start
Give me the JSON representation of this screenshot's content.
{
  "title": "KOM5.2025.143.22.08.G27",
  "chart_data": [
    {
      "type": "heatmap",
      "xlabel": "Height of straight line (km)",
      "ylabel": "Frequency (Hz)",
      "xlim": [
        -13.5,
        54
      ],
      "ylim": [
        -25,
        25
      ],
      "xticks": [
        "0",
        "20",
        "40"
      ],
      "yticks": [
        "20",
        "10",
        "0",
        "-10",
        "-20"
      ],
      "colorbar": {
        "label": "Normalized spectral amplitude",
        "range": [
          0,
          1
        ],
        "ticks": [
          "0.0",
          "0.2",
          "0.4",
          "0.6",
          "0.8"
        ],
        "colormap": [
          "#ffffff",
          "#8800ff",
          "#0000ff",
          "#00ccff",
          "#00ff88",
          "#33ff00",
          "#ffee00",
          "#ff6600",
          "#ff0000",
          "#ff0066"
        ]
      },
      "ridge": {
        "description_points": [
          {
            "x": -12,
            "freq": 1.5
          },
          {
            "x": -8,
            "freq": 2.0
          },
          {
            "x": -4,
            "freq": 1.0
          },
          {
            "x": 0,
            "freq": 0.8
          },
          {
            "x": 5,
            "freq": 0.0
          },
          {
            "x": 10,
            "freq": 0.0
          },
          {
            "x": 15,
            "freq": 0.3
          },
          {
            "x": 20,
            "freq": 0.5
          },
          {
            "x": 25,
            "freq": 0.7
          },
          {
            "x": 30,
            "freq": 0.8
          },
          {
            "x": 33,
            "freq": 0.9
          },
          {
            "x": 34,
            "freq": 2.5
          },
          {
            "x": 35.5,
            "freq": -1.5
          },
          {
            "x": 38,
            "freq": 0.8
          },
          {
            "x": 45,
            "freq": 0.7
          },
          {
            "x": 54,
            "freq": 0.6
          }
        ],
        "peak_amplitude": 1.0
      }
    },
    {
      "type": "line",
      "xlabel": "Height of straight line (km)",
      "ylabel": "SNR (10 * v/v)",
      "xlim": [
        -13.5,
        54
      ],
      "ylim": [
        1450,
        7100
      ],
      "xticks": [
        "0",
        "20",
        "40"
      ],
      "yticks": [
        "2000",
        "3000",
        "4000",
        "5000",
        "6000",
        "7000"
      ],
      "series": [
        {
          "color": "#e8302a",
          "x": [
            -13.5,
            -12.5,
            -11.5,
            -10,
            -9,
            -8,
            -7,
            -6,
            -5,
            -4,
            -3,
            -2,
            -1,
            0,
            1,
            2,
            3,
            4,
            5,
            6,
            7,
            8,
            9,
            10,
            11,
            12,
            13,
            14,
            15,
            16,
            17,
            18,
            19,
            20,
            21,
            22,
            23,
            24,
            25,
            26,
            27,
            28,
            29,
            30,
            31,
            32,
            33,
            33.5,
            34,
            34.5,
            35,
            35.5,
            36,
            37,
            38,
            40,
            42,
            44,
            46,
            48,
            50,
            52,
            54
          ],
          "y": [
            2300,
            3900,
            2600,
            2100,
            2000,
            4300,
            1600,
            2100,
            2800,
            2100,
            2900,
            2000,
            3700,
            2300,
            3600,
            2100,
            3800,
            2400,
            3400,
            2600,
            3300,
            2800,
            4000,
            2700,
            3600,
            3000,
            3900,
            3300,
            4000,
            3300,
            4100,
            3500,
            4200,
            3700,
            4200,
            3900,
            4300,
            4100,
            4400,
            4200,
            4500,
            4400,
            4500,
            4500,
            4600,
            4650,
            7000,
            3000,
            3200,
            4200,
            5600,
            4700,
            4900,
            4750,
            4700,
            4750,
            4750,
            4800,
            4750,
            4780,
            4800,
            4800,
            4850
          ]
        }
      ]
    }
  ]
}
end
WHAT TO PRODUCE
Which lines in the listing above hold the word "ylabel"? Show each of them.

SOLUTION FOR THIS PROBLEM
      "ylabel": "Frequency (Hz)",
      "ylabel": "SNR (10 * v/v)",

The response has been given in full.